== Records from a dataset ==
········

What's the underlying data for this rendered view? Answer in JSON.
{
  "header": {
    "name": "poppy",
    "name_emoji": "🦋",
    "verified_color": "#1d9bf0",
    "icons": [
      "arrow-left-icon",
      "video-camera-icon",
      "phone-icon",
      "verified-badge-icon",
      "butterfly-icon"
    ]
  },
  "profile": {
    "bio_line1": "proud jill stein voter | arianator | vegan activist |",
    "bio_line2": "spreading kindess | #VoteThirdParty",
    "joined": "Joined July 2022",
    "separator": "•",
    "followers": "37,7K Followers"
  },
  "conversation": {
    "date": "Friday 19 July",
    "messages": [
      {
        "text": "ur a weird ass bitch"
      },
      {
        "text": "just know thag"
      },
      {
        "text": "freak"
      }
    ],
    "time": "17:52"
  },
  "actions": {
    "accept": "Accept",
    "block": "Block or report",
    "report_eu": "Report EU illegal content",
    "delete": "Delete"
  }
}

········

== Aim ==
Your task is to reproduce all of the records exactly.

== Written solution ==
What's the underlying data for this rendered view? Answer in JSON.
{
  "header": {
    "name": "poppy",
    "name_emoji": "🦋",
    "verified_color": "#1d9bf0",
    "icons": [
      "arrow-left-icon",
      "video-camera-icon",
      "phone-icon",
      "verified-badge-icon",
      "butterfly-icon"
    ]
  },
  "profile": {
    "bio_line1": "proud jill stein voter | arianator | vegan activist |",
    "bio_line2": "spreading kindess | #VoteThirdParty",
    "joined": "Joined July 2022",
    "separator": "•",
    "followers": "37,7K Followers"
  },
  "conversation": {
    "date": "Friday 19 July",
    "messages": [
      {
        "text": "ur a weird ass bitch"
      },
      {
        "text": "just know thag"
      },
      {
        "text": "freak"
      }
    ],
    "time": "17:52"
  },
  "actions": {
    "accept": "Accept",
    "block": "Block or report",
    "report_eu": "Report EU illegal content",
    "delete": "Delete"
  }
}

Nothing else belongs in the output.